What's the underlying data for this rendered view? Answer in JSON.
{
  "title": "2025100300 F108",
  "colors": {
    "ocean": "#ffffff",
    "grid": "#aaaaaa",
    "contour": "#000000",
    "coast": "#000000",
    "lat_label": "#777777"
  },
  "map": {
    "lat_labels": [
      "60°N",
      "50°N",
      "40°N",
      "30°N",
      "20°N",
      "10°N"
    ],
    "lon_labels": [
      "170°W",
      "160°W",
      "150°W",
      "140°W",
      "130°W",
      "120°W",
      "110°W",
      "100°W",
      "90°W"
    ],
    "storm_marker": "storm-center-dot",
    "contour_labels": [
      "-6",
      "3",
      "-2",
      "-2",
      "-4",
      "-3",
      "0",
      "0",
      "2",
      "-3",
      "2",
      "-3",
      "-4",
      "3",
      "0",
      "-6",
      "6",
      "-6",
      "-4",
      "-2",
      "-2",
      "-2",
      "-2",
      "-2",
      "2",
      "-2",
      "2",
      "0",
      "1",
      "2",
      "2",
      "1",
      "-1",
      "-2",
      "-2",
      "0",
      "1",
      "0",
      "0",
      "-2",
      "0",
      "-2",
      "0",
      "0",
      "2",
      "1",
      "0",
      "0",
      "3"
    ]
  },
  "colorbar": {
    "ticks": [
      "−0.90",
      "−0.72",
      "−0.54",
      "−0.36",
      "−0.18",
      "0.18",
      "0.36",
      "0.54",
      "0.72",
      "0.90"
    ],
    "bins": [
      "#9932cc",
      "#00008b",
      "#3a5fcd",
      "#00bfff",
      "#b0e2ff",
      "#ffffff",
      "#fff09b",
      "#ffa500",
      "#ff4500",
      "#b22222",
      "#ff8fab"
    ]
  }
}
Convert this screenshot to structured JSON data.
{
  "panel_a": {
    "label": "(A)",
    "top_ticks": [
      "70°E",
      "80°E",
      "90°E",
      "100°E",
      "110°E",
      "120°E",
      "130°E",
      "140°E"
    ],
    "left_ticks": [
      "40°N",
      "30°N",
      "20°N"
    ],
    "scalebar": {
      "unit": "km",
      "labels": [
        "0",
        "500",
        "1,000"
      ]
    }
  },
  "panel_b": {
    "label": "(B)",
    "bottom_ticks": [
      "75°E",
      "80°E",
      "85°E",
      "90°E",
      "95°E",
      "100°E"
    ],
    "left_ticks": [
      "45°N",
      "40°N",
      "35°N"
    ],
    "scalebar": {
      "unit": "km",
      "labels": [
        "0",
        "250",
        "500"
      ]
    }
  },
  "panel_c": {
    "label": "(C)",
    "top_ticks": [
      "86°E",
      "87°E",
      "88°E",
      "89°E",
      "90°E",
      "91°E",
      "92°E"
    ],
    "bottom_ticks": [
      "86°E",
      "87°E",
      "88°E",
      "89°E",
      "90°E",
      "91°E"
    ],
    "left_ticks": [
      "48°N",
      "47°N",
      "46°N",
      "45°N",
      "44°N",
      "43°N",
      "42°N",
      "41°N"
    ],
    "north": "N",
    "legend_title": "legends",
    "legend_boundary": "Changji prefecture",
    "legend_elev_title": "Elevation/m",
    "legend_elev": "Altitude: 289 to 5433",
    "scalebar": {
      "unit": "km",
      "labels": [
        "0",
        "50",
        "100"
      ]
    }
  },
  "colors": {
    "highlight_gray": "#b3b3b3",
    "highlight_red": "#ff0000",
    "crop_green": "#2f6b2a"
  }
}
_ _ _ _
## [Exercise task]
Note every line above where the string "data" shows up, and copy those lines.

## [Response to this exercise]
What's the underlying data for this rendered view? Answer in JSON.
Convert this screenshot to structured JSON data.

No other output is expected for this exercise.